## EXCERPTED TEXT
In this blog post, we will demonstrate normalizing data for machine learning with Java and GridDB.
Source code for this blog can be found on our Github page: https://github.com/griddbnet/Blogs
$ git clone https://github.com/griddbnet/Blogs.git --branch normalization
Before we get started, Let’s understand normalization first.
What is Normalization?
Normalization is a commonly used data preparation technique in Machine Learning that changes the values of columns in the dataset using a common scale. Normalization is required when a range of characteristics are present in the dataset.
In our project, we’re going to use the dataset house.csv
that looks something like this:
housesize,lotsize,bedrooms,granite,bathroom,sellingprice
3529,9191,6,0,0,205000
3247,10061,5,1,1,224900
4032,10150,5,0,1,197900
2397,14156,4,1,0,189900
2200,9600,4,0,1,195000
3536,19994,6,1,1,325000
2983,9365,5,0,1,230000
You can see that the dataset contains large numbers with different ranges, making it difficult to perform data analytics operations.
With normalization, we can simplify this dataset by changing the column values on a common scale, such as ranging column values between 0 and 1. Looks something like this.
housesize,lotsize,bedrooms,granite,bathroom,sellingprice
0.571507,0.080533,0.5,1,1,224900
0.107533,0.459595,0,1,0,189900
0.729258,1,1,1,1,325000
0.725437,0,1,0,0,205000
1,0.088772,0.5,0,1,197900
0,0.03786,0,0,1,195000
0.427402,0.016107,0.5,0,1,230000
You may notice that the column sellingprice
remains unchanged. This is because the classifier must know which is our outcome variable.
That’s why we set the column sellingprice
as our class index for the dataset before passing it to the classifier. You will observe it practically later in this article.
The following formula defines normalization mathematically.
Xn = (X – Xmin) / (Xmax – Xmin)
Where,
Xn = Normalized value.
Xmin = Minimum value of a feature.
Xmax = Maximum value of a feature.
Types of Normalization
Many types of normalization are available in machine learning. But the following types are widely used:
Min-Max Scaling: This type of normalization subtracts the minimum value from the highest value of each column and divides it by the range. Each new column has a minimum value of 0 and a maximum value of 1.
Standardization Scaling: Also known as Z-score normalization centers a variable at zero and standardizes the variance at one. It first subtracts the mean of each observation and then divides it by the standard deviation.

## SUPPLIED MATERIAL
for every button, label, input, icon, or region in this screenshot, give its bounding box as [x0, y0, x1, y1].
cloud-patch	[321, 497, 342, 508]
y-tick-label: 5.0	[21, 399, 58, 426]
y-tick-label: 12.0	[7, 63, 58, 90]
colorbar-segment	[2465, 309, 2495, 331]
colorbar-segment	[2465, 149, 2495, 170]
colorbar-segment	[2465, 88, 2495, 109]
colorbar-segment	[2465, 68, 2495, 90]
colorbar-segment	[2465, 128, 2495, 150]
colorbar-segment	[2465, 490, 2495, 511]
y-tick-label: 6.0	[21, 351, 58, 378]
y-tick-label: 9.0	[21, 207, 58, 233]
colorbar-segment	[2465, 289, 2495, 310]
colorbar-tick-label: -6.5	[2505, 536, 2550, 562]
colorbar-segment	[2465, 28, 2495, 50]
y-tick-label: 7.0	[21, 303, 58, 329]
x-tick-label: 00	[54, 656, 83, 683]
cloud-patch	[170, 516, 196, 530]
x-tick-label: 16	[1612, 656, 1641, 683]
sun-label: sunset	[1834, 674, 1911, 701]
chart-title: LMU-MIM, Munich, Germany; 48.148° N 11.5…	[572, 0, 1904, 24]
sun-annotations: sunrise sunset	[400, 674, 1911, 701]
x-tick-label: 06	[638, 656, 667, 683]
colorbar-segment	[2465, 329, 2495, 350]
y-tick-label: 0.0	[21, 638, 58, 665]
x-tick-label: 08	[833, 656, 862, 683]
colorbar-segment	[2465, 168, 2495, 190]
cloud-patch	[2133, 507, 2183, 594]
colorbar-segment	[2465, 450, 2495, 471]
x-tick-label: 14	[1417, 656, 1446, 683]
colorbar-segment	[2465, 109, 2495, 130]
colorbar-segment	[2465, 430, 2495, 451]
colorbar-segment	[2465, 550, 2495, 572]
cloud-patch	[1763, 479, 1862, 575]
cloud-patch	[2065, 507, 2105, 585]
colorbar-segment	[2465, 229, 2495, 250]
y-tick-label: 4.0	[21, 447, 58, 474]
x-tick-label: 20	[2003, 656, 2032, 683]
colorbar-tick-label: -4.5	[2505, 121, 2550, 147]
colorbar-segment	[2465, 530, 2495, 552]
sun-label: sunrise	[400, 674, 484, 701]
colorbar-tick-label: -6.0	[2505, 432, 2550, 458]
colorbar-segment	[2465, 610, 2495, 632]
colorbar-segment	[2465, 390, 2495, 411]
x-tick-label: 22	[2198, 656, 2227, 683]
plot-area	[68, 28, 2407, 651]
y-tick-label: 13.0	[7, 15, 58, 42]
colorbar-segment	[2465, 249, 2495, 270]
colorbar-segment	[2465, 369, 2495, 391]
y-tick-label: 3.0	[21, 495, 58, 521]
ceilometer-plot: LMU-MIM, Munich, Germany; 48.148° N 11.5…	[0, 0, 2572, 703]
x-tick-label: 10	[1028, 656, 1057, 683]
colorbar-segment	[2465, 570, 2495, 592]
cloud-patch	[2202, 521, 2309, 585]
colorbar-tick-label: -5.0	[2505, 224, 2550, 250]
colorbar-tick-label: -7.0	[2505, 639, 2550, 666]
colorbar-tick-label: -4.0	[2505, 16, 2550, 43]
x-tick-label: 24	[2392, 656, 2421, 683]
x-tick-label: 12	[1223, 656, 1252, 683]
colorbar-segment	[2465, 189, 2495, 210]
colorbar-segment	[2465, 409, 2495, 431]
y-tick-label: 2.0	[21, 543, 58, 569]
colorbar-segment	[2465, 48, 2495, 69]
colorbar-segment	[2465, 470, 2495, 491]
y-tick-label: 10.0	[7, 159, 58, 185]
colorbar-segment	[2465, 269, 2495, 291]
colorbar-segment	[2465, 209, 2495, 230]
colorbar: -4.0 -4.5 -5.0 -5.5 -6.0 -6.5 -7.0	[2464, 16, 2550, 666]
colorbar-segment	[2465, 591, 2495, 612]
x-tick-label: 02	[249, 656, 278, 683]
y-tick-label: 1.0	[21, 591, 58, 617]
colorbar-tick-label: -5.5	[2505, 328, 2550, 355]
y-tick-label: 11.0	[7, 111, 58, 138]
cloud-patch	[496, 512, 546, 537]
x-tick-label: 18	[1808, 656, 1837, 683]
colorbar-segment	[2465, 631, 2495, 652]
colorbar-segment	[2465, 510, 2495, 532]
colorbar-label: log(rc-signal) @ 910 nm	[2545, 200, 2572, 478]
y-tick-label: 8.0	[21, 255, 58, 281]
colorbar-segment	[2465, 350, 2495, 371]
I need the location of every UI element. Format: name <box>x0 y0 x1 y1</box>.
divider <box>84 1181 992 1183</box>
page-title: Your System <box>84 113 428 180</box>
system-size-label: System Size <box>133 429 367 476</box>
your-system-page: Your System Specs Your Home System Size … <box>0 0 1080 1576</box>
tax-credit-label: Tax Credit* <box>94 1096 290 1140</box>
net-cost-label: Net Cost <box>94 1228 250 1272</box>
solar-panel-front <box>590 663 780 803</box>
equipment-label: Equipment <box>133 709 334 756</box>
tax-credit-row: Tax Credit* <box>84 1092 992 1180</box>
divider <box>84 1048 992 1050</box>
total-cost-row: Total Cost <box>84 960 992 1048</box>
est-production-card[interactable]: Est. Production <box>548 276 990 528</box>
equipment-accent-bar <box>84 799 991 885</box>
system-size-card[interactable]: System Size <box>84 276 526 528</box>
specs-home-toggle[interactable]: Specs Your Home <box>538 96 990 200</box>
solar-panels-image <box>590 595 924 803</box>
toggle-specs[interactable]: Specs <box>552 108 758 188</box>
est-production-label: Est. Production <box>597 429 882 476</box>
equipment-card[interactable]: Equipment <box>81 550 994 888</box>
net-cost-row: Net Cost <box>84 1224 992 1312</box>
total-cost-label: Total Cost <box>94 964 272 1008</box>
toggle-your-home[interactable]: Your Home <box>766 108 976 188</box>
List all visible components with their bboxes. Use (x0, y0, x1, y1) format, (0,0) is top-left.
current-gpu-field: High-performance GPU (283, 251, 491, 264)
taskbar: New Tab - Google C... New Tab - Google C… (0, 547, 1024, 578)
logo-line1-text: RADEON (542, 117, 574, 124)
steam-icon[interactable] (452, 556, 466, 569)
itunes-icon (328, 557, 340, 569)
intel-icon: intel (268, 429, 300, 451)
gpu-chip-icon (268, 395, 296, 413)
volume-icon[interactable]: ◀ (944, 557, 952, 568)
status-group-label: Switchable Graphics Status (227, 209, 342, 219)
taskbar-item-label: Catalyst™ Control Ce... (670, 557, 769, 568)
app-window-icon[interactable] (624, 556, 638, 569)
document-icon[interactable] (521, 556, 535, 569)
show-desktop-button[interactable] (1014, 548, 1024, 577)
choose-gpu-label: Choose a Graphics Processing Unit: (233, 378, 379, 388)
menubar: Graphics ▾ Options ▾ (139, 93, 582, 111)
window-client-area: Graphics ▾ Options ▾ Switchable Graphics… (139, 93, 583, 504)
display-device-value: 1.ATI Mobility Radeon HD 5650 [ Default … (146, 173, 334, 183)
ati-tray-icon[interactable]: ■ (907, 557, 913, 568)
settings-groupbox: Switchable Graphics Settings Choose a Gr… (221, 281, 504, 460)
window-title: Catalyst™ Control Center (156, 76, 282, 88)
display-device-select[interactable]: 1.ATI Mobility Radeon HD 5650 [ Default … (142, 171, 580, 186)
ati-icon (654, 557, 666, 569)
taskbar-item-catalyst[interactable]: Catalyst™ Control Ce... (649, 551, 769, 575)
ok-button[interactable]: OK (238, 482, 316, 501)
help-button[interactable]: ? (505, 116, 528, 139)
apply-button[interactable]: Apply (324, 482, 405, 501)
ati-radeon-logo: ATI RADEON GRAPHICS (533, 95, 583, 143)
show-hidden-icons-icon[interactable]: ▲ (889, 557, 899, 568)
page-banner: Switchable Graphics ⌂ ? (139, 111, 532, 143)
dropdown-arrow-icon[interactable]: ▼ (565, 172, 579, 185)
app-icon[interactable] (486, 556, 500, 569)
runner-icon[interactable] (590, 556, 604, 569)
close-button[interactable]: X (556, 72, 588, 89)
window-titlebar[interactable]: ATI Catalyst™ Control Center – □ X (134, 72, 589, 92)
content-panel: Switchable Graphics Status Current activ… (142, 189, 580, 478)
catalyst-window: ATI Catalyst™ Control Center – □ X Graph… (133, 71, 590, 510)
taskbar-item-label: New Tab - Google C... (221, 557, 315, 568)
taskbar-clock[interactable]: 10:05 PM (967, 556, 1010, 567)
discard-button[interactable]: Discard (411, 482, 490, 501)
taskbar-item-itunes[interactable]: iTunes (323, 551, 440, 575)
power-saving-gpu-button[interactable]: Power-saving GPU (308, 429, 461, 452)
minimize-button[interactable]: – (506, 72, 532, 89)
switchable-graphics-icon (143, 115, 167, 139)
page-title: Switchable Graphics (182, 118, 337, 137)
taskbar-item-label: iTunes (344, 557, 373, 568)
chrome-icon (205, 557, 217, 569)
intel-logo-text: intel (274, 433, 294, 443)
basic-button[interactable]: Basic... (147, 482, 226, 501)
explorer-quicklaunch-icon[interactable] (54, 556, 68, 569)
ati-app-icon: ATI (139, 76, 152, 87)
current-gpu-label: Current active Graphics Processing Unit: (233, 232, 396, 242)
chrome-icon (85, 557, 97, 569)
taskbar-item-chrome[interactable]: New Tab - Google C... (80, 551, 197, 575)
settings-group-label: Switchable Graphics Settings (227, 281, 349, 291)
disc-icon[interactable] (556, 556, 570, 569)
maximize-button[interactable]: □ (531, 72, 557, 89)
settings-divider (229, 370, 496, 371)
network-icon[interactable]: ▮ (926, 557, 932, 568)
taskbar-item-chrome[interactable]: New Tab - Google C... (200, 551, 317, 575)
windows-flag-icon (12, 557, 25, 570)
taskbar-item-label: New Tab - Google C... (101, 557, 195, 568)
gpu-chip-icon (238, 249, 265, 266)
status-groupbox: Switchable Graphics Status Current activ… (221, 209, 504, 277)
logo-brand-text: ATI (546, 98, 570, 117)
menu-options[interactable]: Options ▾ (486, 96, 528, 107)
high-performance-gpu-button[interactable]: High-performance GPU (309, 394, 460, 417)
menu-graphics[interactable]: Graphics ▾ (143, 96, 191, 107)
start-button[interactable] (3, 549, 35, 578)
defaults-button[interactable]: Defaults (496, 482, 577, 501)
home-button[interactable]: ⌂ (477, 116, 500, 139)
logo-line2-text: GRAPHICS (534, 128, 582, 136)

## GIVEN PROBLEM 1
In the post on data normalization, which column keeps its original values after the dataset is normalized?
## GIVEN PROBLEM 2
Quote the rows word for word, starting at the very first row and ending at the row that contains "536, 2550, 562]", with both included.
The rows have no connection to the post on data normalization.

## FINAL ANSWER 1
The sellingprice column.

## FINAL ANSWER 2
for every button, label, input, icon, or region in this screenshot, give its bounding box as [x0, y0, x1, y1].
cloud-patch	[321, 497, 342, 508]
y-tick-label: 5.0	[21, 399, 58, 426]
y-tick-label: 12.0	[7, 63, 58, 90]
colorbar-segment	[2465, 309, 2495, 331]
colorbar-segment	[2465, 149, 2495, 170]
colorbar-segment	[2465, 88, 2495, 109]
colorbar-segment	[2465, 68, 2495, 90]
colorbar-segment	[2465, 128, 2495, 150]
colorbar-segment	[2465, 490, 2495, 511]
y-tick-label: 6.0	[21, 351, 58, 378]
y-tick-label: 9.0	[21, 207, 58, 233]
colorbar-segment	[2465, 289, 2495, 310]
colorbar-tick-label: -6.5	[2505, 536, 2550, 562]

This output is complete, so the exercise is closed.